● GIVEN INFORMATION:
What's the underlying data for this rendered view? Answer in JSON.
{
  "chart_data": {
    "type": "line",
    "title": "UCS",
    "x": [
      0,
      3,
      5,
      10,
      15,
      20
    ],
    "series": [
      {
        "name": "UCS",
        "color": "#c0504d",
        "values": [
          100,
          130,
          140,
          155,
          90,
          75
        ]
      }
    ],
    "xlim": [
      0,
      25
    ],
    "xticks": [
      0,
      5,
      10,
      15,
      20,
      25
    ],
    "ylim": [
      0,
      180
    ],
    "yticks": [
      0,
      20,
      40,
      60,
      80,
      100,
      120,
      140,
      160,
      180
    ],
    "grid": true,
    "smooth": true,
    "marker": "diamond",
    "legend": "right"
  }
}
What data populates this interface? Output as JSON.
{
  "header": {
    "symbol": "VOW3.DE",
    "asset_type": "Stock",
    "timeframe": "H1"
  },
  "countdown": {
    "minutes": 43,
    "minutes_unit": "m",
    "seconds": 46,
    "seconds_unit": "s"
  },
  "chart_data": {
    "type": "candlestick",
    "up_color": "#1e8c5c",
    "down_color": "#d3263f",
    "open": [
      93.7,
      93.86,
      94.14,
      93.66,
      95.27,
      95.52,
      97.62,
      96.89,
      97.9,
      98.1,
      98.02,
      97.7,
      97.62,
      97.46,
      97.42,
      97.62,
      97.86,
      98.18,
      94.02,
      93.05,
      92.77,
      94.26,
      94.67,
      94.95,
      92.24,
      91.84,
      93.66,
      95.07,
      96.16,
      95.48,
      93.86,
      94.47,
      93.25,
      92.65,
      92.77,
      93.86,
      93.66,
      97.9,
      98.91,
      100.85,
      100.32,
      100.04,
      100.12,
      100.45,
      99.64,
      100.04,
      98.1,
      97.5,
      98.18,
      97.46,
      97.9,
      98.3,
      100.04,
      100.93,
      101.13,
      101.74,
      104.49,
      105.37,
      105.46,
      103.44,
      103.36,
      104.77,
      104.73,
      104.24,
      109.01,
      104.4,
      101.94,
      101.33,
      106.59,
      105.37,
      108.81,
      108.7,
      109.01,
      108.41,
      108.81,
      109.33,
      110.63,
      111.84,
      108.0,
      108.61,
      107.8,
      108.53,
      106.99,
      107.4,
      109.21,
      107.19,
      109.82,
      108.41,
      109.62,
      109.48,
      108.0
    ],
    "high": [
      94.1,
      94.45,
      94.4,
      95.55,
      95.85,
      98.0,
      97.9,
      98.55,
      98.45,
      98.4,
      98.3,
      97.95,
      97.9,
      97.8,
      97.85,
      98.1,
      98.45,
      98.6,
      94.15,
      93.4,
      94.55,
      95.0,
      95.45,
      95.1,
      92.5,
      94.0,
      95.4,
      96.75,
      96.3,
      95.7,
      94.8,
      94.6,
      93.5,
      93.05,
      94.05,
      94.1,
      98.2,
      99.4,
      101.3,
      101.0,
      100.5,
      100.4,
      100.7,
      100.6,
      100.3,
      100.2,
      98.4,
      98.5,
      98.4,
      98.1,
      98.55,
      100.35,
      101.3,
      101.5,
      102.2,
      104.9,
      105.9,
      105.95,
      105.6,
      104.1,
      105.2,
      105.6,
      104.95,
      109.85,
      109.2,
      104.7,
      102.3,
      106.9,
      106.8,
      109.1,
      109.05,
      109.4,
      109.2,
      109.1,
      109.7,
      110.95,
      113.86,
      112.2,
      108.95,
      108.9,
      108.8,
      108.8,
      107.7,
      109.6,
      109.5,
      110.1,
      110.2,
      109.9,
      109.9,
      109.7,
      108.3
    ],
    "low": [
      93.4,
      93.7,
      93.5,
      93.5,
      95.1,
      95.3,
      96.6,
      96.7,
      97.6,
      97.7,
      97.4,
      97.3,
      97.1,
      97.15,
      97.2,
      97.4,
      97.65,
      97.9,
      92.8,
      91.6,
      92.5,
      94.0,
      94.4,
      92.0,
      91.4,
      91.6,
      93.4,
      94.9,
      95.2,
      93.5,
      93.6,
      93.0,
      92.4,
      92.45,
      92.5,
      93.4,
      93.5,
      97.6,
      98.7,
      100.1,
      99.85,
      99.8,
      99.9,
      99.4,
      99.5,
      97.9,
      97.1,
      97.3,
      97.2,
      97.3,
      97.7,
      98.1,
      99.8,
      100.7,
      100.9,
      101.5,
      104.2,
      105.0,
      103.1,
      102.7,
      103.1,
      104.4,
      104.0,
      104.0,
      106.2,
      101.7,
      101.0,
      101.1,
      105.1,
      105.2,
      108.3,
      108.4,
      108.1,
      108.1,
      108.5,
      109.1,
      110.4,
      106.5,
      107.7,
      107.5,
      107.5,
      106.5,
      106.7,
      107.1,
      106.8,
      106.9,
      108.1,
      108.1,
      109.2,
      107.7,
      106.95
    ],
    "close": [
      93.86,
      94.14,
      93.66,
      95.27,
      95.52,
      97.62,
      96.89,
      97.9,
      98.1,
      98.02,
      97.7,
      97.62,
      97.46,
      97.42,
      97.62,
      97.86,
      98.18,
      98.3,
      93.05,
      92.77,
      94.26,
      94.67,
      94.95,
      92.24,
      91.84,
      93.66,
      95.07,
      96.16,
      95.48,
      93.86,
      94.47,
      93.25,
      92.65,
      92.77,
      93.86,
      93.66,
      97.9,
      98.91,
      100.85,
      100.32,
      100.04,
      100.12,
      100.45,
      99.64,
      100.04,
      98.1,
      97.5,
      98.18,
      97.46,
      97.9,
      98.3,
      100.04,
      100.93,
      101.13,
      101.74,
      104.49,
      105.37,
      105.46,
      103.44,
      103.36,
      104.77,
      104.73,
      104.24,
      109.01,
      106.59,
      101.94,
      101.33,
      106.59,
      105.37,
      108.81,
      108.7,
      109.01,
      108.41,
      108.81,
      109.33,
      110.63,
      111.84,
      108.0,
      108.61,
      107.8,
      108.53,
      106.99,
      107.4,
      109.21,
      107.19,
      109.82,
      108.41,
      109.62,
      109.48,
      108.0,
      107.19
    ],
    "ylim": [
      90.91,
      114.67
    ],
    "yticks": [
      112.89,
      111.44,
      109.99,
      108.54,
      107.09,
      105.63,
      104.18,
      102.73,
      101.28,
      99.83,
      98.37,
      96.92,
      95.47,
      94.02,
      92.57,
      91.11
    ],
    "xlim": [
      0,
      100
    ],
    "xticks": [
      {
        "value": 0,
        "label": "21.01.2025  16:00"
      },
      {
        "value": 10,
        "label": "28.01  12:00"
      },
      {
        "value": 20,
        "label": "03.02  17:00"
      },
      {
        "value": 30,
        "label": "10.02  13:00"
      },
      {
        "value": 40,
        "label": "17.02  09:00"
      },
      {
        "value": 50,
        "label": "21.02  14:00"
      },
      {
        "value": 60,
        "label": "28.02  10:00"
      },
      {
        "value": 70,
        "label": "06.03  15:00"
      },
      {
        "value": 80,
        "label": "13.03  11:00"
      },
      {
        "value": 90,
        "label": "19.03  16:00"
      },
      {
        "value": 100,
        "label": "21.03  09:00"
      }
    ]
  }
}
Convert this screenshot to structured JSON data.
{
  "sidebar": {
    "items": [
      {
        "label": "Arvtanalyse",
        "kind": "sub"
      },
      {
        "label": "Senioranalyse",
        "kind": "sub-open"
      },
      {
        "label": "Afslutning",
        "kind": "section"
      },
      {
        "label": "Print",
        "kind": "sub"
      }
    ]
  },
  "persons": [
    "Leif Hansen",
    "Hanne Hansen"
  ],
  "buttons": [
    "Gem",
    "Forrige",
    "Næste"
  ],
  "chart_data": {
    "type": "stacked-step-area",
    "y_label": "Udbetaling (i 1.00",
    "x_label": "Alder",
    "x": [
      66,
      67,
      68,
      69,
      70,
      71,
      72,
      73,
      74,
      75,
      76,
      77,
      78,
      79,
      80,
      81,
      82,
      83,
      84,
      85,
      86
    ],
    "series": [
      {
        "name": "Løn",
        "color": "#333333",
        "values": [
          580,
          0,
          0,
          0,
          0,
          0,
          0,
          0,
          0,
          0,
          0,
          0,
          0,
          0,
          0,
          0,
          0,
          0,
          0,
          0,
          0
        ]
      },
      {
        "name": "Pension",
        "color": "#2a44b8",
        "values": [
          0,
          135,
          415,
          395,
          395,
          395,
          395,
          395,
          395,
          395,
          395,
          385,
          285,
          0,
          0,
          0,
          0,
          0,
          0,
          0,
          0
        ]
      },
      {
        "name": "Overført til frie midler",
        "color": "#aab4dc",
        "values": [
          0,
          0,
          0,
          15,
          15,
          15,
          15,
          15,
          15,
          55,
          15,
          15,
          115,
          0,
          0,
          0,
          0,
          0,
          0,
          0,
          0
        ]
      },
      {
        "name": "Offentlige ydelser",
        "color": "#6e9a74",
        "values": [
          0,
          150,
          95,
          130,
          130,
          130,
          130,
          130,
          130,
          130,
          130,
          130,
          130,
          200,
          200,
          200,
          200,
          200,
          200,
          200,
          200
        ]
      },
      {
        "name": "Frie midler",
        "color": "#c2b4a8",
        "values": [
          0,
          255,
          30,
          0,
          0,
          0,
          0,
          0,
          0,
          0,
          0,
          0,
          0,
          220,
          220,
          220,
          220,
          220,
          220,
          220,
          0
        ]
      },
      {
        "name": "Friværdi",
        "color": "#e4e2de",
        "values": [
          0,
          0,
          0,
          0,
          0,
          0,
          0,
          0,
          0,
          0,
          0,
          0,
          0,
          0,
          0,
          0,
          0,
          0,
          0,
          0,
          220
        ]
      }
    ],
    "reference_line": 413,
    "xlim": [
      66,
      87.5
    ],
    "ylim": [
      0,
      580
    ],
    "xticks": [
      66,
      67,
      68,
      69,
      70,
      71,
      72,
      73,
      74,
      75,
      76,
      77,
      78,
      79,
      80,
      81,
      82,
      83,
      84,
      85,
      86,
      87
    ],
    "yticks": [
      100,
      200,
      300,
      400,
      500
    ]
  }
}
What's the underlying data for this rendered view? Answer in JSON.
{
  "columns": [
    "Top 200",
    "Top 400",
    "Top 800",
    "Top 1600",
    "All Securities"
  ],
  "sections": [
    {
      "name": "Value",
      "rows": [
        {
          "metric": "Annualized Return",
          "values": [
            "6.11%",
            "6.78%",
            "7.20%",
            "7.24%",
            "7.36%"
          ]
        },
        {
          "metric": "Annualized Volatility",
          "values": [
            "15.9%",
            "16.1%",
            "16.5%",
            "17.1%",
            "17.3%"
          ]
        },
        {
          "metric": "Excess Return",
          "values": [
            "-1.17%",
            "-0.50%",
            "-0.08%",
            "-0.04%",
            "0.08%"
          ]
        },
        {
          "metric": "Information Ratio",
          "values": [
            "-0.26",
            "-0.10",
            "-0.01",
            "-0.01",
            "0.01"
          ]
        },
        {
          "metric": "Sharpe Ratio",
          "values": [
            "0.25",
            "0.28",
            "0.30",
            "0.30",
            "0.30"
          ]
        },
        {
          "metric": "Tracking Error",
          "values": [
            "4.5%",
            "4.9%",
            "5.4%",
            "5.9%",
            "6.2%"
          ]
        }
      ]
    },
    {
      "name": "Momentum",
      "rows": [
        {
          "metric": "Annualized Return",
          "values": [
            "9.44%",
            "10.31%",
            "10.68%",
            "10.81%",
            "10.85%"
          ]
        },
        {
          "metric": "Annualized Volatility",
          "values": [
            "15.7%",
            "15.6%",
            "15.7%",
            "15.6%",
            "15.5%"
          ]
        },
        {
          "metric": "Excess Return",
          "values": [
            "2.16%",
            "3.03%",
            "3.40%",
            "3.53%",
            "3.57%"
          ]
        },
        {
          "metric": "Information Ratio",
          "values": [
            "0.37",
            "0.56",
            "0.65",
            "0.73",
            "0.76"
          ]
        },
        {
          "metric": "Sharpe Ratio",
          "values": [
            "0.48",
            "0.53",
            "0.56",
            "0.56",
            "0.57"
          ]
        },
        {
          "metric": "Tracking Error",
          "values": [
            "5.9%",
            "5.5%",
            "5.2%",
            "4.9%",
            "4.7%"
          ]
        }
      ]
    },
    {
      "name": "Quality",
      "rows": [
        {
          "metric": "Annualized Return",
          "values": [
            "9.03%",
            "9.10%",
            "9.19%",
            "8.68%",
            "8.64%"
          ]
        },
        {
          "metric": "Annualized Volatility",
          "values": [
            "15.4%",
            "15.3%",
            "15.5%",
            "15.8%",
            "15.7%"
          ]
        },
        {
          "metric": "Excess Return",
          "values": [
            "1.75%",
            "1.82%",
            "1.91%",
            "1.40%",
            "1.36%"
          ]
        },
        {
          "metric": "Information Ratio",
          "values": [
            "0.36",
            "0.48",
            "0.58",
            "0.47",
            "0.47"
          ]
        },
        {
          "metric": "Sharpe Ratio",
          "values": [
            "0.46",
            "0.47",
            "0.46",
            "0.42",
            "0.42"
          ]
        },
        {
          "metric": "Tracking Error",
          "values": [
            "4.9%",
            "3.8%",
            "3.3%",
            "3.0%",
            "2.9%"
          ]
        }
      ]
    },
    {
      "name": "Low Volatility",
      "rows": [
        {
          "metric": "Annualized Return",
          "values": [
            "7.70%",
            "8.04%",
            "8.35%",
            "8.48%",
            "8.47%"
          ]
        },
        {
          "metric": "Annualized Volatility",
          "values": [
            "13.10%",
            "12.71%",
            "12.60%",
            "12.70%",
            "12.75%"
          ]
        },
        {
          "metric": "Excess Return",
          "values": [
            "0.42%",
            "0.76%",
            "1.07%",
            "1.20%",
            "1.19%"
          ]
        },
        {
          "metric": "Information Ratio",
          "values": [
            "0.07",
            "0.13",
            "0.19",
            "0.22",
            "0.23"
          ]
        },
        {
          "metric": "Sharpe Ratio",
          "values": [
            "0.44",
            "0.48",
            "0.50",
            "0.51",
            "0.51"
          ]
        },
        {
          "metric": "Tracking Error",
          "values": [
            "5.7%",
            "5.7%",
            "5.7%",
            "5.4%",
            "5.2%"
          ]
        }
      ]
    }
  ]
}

● REQUIREMENTS: Only a number is wanted here: how many lines in the data above include the string "JSON"?

● REPLY TO THE TASK: 4